▸ **Task details**:
Copy all of the material below exactly.

▸ **Provided material**:
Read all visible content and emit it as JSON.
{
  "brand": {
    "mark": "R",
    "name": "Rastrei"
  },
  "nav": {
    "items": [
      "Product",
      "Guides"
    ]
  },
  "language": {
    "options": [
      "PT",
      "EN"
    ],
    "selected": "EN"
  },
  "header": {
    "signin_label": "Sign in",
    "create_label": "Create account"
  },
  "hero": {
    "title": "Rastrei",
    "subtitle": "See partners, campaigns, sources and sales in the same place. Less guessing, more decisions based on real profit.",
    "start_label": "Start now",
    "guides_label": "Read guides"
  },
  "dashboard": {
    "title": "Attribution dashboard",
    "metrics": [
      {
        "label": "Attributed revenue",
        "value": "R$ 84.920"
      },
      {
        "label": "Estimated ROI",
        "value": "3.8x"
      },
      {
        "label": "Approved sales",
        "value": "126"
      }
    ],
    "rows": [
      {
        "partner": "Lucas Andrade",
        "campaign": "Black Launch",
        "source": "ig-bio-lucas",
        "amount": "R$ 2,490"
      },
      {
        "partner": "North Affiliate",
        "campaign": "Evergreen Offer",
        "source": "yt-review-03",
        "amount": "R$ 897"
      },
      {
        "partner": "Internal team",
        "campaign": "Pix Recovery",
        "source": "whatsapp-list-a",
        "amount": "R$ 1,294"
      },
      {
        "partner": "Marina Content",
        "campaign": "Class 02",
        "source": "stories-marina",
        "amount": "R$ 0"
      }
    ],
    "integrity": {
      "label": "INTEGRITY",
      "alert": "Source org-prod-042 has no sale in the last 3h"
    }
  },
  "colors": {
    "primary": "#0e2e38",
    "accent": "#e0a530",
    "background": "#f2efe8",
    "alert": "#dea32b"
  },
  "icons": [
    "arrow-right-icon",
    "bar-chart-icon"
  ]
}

▸ **The output**:
Read all visible content and emit it as JSON.
{
  "brand": {
    "mark": "R",
    "name": "Rastrei"
  },
  "nav": {
    "items": [
      "Product",
      "Guides"
    ]
  },
  "language": {
    "options": [
      "PT",
      "EN"
    ],
    "selected": "EN"
  },
  "header": {
    "signin_label": "Sign in",
    "create_label": "Create account"
  },
  "hero": {
    "title": "Rastrei",
    "subtitle": "See partners, campaigns, sources and sales in the same place. Less guessing, more decisions based on real profit.",
    "start_label": "Start now",
    "guides_label": "Read guides"
  },
  "dashboard": {
    "title": "Attribution dashboard",
    "metrics": [
      {
        "label": "Attributed revenue",
        "value": "R$ 84.920"
      },
      {
        "label": "Estimated ROI",
        "value": "3.8x"
      },
      {
        "label": "Approved sales",
        "value": "126"
      }
    ],
    "rows": [
      {
        "partner": "Lucas Andrade",
        "campaign": "Black Launch",
        "source": "ig-bio-lucas",
        "amount": "R$ 2,490"
      },
      {
        "partner": "North Affiliate",
        "campaign": "Evergreen Offer",
        "source": "yt-review-03",
        "amount": "R$ 897"
      },
      {
        "partner": "Internal team",
        "campaign": "Pix Recovery",
        "source": "whatsapp-list-a",
        "amount": "R$ 1,294"
      },
      {
        "partner": "Marina Content",
        "campaign": "Class 02",
        "source": "stories-marina",
        "amount": "R$ 0"
      }
    ],
    "integrity": {
      "label": "INTEGRITY",
      "alert": "Source org-prod-042 has no sale in the last 3h"
    }
  },
  "colors": {
    "primary": "#0e2e38",
    "accent": "#e0a530",
    "background": "#f2efe8",
    "alert": "#dea32b"
  },
  "icons": [
    "arrow-right-icon",
    "bar-chart-icon"
  ]
}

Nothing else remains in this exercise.